━━ DATA TO USE

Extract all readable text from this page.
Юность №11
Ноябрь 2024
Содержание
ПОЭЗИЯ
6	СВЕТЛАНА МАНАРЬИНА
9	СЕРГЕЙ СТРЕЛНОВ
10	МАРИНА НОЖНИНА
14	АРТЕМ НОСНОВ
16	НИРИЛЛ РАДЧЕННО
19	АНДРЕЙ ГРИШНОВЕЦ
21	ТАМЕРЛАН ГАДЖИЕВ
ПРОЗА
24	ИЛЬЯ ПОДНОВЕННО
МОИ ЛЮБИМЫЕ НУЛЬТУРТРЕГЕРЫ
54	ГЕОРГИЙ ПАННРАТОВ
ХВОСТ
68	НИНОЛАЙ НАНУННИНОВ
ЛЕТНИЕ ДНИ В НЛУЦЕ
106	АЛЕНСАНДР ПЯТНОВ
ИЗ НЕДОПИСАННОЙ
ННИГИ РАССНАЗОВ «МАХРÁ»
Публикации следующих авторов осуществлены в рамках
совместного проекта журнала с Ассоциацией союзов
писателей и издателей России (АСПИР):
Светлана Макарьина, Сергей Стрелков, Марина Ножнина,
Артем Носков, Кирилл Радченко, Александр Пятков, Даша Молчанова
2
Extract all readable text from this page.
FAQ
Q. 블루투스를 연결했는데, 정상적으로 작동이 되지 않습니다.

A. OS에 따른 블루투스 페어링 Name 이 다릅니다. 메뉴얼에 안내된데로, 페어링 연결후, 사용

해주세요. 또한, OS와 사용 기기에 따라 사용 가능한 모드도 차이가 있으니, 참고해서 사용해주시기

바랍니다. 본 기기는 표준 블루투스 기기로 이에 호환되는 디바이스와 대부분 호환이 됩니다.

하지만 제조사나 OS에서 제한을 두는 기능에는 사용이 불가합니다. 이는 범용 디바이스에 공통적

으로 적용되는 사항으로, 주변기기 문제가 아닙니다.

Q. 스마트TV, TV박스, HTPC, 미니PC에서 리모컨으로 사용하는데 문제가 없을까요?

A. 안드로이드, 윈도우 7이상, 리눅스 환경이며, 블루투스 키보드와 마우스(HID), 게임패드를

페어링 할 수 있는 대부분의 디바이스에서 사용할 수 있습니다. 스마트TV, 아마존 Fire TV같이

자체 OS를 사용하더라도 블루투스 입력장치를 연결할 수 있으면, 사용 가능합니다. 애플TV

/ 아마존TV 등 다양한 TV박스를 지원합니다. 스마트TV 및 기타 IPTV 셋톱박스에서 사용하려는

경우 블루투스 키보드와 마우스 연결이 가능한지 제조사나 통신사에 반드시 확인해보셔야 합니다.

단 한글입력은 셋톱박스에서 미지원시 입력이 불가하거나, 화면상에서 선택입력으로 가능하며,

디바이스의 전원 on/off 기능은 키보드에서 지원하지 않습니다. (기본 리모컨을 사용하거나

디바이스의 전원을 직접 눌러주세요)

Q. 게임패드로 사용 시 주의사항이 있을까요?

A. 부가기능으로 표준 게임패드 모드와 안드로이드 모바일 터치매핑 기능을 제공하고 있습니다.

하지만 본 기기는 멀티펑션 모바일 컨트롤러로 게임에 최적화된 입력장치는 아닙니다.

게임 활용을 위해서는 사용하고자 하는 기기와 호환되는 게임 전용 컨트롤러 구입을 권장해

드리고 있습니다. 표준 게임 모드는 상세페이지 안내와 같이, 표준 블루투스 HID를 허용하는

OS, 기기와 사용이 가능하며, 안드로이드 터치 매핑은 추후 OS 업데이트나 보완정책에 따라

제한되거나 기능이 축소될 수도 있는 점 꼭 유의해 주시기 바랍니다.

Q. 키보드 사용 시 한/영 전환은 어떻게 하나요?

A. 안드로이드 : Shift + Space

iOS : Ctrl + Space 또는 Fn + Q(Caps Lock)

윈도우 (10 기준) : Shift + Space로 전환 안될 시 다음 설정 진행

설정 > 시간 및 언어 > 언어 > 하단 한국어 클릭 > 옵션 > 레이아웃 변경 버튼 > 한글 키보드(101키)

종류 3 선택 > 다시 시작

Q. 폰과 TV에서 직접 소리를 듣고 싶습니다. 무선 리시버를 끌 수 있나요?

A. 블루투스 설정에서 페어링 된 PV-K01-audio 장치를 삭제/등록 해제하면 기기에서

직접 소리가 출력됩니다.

━━━━

(EXERCISE INSTRUCTIONS)
Identify and copy the lines holding the word "안드로이드".

(SOLUTION TO THIS TASK)
A. 안드로이드, 윈도우 7이상, 리눅스 환경이며, 블루투스 키보드와 마우스(HID), 게임패드를
A. 부가기능으로 표준 게임패드 모드와 안드로이드 모바일 터치매핑 기능을 제공하고 있습니다.
OS, 기기와 사용이 가능하며, 안드로이드 터치 매핑은 추후 OS 업데이트나 보완정책에 따라
A. 안드로이드 : Shift + Space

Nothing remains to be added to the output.